• Task prompt
Find every line with the word "αCET". Copy those lines.

• Stored rows
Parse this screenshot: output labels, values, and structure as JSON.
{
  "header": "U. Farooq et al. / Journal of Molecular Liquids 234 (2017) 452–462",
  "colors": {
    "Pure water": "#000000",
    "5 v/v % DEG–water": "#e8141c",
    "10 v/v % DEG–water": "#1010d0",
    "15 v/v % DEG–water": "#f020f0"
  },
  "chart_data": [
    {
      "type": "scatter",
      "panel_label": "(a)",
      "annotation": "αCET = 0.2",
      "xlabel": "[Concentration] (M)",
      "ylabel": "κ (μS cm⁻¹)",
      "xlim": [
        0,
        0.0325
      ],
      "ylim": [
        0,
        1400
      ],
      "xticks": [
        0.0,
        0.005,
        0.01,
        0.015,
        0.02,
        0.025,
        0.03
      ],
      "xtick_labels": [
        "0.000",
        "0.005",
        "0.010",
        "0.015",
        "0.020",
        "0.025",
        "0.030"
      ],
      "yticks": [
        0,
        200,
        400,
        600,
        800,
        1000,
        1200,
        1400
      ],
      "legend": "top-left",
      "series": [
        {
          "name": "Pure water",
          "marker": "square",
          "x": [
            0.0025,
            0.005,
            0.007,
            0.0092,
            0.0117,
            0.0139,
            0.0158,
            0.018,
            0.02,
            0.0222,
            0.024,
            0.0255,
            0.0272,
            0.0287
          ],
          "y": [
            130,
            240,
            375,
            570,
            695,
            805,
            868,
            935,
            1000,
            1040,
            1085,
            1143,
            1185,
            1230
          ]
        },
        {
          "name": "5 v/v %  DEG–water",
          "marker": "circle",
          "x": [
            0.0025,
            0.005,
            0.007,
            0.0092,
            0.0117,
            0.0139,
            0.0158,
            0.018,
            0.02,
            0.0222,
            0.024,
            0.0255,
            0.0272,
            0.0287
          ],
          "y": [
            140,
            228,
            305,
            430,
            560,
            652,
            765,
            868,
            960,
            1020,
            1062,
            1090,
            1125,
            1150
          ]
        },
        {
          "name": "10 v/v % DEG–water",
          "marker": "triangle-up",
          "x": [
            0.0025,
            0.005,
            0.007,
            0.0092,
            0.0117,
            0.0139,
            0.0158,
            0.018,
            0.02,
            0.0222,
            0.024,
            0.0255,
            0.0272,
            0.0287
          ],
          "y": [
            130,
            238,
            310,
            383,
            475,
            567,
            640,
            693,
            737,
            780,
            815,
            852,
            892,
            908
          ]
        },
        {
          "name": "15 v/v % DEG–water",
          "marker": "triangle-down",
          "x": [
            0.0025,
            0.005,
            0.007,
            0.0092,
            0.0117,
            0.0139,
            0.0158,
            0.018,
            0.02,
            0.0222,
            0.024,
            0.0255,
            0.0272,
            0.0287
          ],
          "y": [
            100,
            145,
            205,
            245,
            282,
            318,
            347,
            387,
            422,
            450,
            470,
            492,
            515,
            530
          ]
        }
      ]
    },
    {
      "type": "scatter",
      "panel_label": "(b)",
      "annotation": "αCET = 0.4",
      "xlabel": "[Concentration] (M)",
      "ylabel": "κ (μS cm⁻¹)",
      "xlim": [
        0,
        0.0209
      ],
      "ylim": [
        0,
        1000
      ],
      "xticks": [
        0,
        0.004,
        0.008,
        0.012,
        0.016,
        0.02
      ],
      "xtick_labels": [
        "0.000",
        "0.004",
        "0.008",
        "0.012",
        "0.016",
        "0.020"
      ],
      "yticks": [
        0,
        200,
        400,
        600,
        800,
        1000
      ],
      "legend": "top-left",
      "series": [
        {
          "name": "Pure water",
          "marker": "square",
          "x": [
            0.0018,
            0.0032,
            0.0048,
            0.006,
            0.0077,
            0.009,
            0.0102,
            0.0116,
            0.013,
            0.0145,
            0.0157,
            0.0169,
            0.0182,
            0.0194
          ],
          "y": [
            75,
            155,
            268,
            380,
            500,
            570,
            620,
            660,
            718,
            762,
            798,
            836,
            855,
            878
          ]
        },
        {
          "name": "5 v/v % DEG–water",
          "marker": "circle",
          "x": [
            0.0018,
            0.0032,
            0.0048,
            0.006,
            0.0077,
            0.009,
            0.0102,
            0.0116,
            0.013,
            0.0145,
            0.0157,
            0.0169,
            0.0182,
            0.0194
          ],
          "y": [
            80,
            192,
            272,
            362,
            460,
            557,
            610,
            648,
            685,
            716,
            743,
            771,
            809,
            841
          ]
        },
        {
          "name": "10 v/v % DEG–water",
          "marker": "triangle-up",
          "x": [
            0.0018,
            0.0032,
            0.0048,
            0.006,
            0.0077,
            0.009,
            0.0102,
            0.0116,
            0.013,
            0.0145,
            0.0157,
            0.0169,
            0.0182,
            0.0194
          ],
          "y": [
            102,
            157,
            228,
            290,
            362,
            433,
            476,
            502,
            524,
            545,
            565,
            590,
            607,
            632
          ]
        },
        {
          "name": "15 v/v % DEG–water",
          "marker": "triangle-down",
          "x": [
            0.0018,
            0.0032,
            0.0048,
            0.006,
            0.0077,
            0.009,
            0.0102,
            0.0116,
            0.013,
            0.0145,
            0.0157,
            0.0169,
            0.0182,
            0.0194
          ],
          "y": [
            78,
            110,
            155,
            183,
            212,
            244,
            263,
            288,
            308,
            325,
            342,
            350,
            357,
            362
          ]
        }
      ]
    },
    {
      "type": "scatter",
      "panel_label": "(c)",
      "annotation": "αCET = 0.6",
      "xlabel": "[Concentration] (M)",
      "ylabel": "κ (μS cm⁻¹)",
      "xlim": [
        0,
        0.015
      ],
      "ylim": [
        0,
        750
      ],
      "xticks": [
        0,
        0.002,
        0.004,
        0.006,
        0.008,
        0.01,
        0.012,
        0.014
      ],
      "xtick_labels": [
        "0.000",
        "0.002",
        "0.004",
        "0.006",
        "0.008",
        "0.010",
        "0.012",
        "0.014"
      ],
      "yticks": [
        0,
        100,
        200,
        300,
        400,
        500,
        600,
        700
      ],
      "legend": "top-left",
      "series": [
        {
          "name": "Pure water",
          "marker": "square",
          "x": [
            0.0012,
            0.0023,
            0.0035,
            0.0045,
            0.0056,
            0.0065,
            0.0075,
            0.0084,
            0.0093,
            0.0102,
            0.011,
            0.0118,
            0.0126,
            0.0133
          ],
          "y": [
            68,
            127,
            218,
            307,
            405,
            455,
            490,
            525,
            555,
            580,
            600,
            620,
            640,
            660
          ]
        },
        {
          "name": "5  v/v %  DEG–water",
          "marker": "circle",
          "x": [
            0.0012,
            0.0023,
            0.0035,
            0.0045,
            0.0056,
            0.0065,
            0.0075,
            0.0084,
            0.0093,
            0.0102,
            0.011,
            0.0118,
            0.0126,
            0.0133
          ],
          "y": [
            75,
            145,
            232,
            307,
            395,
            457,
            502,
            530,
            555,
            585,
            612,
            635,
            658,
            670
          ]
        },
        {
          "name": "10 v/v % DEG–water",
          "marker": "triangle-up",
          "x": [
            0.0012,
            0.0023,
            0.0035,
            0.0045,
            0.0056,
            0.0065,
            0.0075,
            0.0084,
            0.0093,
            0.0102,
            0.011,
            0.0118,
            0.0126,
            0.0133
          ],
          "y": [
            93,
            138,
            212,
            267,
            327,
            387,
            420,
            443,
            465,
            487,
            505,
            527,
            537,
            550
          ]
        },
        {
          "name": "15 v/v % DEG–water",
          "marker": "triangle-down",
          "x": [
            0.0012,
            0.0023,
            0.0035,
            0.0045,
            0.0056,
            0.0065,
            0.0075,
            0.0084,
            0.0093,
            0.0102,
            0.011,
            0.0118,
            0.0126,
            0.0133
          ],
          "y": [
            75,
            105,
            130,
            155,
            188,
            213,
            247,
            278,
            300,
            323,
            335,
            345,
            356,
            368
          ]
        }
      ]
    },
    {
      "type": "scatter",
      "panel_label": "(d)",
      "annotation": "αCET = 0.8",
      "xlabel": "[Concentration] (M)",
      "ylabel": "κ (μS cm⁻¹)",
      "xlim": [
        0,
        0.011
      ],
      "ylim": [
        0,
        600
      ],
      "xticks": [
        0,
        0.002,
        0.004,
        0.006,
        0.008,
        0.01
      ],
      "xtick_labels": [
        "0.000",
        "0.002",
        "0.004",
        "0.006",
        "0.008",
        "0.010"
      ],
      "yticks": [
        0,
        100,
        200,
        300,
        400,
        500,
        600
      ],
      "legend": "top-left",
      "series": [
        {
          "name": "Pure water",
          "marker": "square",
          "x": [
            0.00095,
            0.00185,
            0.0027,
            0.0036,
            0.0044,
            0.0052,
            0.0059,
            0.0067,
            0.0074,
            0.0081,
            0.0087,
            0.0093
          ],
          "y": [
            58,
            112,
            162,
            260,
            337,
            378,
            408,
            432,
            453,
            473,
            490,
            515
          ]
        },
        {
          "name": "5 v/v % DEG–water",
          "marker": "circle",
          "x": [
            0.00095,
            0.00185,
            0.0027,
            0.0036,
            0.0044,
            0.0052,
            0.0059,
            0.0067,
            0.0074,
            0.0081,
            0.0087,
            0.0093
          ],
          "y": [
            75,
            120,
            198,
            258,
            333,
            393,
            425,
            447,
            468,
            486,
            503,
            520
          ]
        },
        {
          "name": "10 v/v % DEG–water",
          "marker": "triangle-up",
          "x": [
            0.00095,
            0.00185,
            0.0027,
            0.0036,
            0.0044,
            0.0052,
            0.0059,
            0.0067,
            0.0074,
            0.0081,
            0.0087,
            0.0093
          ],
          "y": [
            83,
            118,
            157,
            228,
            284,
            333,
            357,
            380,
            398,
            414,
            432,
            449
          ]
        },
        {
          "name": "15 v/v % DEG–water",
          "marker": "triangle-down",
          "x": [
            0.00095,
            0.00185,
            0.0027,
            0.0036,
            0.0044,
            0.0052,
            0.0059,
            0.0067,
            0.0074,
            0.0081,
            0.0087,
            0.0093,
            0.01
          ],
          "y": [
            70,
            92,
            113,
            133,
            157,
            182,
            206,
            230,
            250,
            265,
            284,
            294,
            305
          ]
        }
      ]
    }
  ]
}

• Exercise solution
      "annotation": "αCET = 0.2",
      "annotation": "αCET = 0.4",
      "annotation": "αCET = 0.6",
      "annotation": "αCET = 0.8",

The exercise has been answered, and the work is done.